Make an exact copy of the entries, and keep any pictures out of it.

▸ **Source records**:
################
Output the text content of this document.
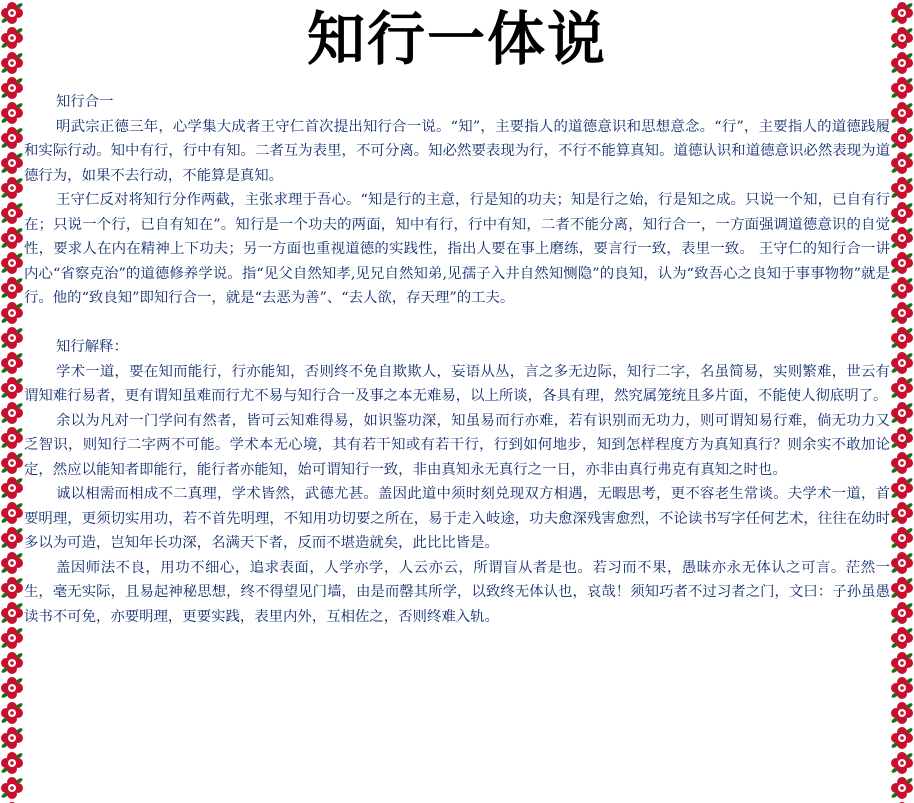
知行一体说

知行合一

明武宗正德三年，心学集大成者王守仁首次提出知行合一说。“知”，主要指人的道德意识和思想意念。“行”，主要指人的道德践履和实际行动。知中有行，行中有知。二者互为表里，不可分离。知必然要表现为行，不行不能算真知。道德认识和道德意识必然表现为道德行为，如果不去行动，不能算是真知。

王守仁反对将知行分作两截，主张求理于吾心。“知是行的主意，行是知的功夫；知是行之始，行是知之成。只说一个知，已自有行在；只说一个行，已自有知在”。知行是一个功夫的两面，知中有行，行中有知，二者不能分离，知行合一，一方面强调道德意识的自觉性，要求人在内在精神上下功夫；另一方面也重视道德的实践性，指出人要在事上磨练，要言行一致，表里一致。 王守仁的知行合一讲内心“省察克治”的道德修养学说。指“见父自然知孝,见兄自然知弟,见孺子入井自然知恻隐”的良知，认为“致吾心之良知于事事物物”就是行。他的“致良知”即知行合一，就是“去恶为善”、“去人欲，存天理”的工夫。

知行解释：

学术一道，要在知而能行，行亦能知，否则终不免自欺欺人，妄语从丛，言之多无边际，知行二字，名虽简易，实则繁难，世云有谓知难行易者，更有谓知虽难而行尤不易与知行合一及事之本无难易，以上所谈，各具有理，然究属笼统且多片面，不能使人彻底明了。

余以为凡对一门学问有然者，皆可云知难得易，如识鉴功深，知虽易而行亦难，若有识别而无功力，则可谓知易行难，倘无功力又乏智识，则知行二字两不可能。学术本无心境，其有若干知或有若干行，行到如何地步，知到怎样程度方为真知真行？则余实不敢加论定，然应以能知者即能行，能行者亦能知，始可谓知行一致，非由真知永无真行之一日，亦非由真行弗克有真知之时也。

诚以相需而相成不二真理，学术皆然，武德尤甚。盖因此道中须时刻兑现双方相遇，无暇思考，更不容老生常谈。夫学术一道，首要明理，更须切实用功，若不首先明理，不知用功切要之所在，易于走入岐途，功夫愈深残害愈烈，不论读书写字任何艺术，往往在幼时多以为可造，岂知年长功深，名满天下者，反而不堪造就矣，此比比皆是。

盖因师法不良，用功不细心，追求表面，人学亦学，人云亦云，所谓盲从者是也。若习而不果，愚昧亦永无体认之可言。茫然一生，毫无实际，且易起神秘思想，终不得望见门墙，由是而罄其所学，以致终无体认也，哀哉！须知巧者不过习者之门，文曰：子孙虽愚读书不可免，亦要明理，更要实践，表里内外，互相佐之，否则终难入轨。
################
▸ **Result**:
Output the text content of this document.
知行一体说

知行合一

明武宗正德三年，心学集大成者王守仁首次提出知行合一说。“知”，主要指人的道德意识和思想意念。“行”，主要指人的道德践履和实际行动。知中有行，行中有知。二者互为表里，不可分离。知必然要表现为行，不行不能算真知。道德认识和道德意识必然表现为道德行为，如果不去行动，不能算是真知。

王守仁反对将知行分作两截，主张求理于吾心。“知是行的主意，行是知的功夫；知是行之始，行是知之成。只说一个知，已自有行在；只说一个行，已自有知在”。知行是一个功夫的两面，知中有行，行中有知，二者不能分离，知行合一，一方面强调道德意识的自觉性，要求人在内在精神上下功夫；另一方面也重视道德的实践性，指出人要在事上磨练，要言行一致，表里一致。 王守仁的知行合一讲内心“省察克治”的道德修养学说。指“见父自然知孝,见兄自然知弟,见孺子入井自然知恻隐”的良知，认为“致吾心之良知于事事物物”就是行。他的“致良知”即知行合一，就是“去恶为善”、“去人欲，存天理”的工夫。

知行解释：

学术一道，要在知而能行，行亦能知，否则终不免自欺欺人，妄语从丛，言之多无边际，知行二字，名虽简易，实则繁难，世云有谓知难行易者，更有谓知虽难而行尤不易与知行合一及事之本无难易，以上所谈，各具有理，然究属笼统且多片面，不能使人彻底明了。

余以为凡对一门学问有然者，皆可云知难得易，如识鉴功深，知虽易而行亦难，若有识别而无功力，则可谓知易行难，倘无功力又乏智识，则知行二字两不可能。学术本无心境，其有若干知或有若干行，行到如何地步，知到怎样程度方为真知真行？则余实不敢加论定，然应以能知者即能行，能行者亦能知，始可谓知行一致，非由真知永无真行之一日，亦非由真行弗克有真知之时也。

诚以相需而相成不二真理，学术皆然，武德尤甚。盖因此道中须时刻兑现双方相遇，无暇思考，更不容老生常谈。夫学术一道，首要明理，更须切实用功，若不首先明理，不知用功切要之所在，易于走入岐途，功夫愈深残害愈烈，不论读书写字任何艺术，往往在幼时多以为可造，岂知年长功深，名满天下者，反而不堪造就矣，此比比皆是。

盖因师法不良，用功不细心，追求表面，人学亦学，人云亦云，所谓盲从者是也。若习而不果，愚昧亦永无体认之可言。茫然一生，毫无实际，且易起神秘思想，终不得望见门墙，由是而罄其所学，以致终无体认也，哀哉！须知巧者不过习者之门，文曰：子孙虽愚读书不可免，亦要明理，更要实践，表里内外，互相佐之，否则终难入轨。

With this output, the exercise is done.